(Source records)
====

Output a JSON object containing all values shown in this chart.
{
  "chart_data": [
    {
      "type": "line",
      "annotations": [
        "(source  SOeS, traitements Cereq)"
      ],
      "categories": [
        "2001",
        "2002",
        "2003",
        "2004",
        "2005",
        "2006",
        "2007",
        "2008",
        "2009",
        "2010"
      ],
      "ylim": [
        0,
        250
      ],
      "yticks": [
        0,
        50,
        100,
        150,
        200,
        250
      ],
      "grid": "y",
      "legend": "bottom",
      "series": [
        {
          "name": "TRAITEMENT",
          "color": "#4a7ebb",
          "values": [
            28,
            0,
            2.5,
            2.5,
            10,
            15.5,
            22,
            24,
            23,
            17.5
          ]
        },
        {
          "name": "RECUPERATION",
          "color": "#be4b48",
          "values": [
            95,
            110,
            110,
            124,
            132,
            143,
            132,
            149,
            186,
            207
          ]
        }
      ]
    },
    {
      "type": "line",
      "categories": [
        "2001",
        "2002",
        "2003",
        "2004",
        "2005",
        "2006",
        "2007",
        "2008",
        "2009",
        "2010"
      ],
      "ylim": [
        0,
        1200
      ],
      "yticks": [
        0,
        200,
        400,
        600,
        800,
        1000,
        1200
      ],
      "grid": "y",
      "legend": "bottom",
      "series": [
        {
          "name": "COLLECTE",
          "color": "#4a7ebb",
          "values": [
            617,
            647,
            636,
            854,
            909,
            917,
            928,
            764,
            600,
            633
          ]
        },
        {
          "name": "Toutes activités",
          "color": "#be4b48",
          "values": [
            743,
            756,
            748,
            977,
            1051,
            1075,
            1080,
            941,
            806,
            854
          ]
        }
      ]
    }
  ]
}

====

**Objective**
Write out the entire listing exactly.

**In response**
Output a JSON object containing all values shown in this chart.
{
  "chart_data": [
    {
      "type": "line",
      "annotations": [
        "(source  SOeS, traitements Cereq)"
      ],
      "categories": [
        "2001",
        "2002",
        "2003",
        "2004",
        "2005",
        "2006",
        "2007",
        "2008",
        "2009",
        "2010"
      ],
      "ylim": [
        0,
        250
      ],
      "yticks": [
        0,
        50,
        100,
        150,
        200,
        250
      ],
      "grid": "y",
      "legend": "bottom",
      "series": [
        {
          "name": "TRAITEMENT",
          "color": "#4a7ebb",
          "values": [
            28,
            0,
            2.5,
            2.5,
            10,
            15.5,
            22,
            24,
            23,
            17.5
          ]
        },
        {
          "name": "RECUPERATION",
          "color": "#be4b48",
          "values": [
            95,
            110,
            110,
            124,
            132,
            143,
            132,
            149,
            186,
            207
          ]
        }
      ]
    },
    {
      "type": "line",
      "categories": [
        "2001",
        "2002",
        "2003",
        "2004",
        "2005",
        "2006",
        "2007",
        "2008",
        "2009",
        "2010"
      ],
      "ylim": [
        0,
        1200
      ],
      "yticks": [
        0,
        200,
        400,
        600,
        800,
        1000,
        1200
      ],
      "grid": "y",
      "legend": "bottom",
      "series": [
        {
          "name": "COLLECTE",
          "color": "#4a7ebb",
          "values": [
            617,
            647,
            636,
            854,
            909,
            917,
            928,
            764,
            600,
            633
          ]
        },
        {
          "name": "Toutes activités",
          "color": "#be4b48",
          "values": [
            743,
            756,
            748,
            977,
            1051,
            1075,
            1080,
            941,
            806,
            854
          ]
        }
      ]
    }
  ]
}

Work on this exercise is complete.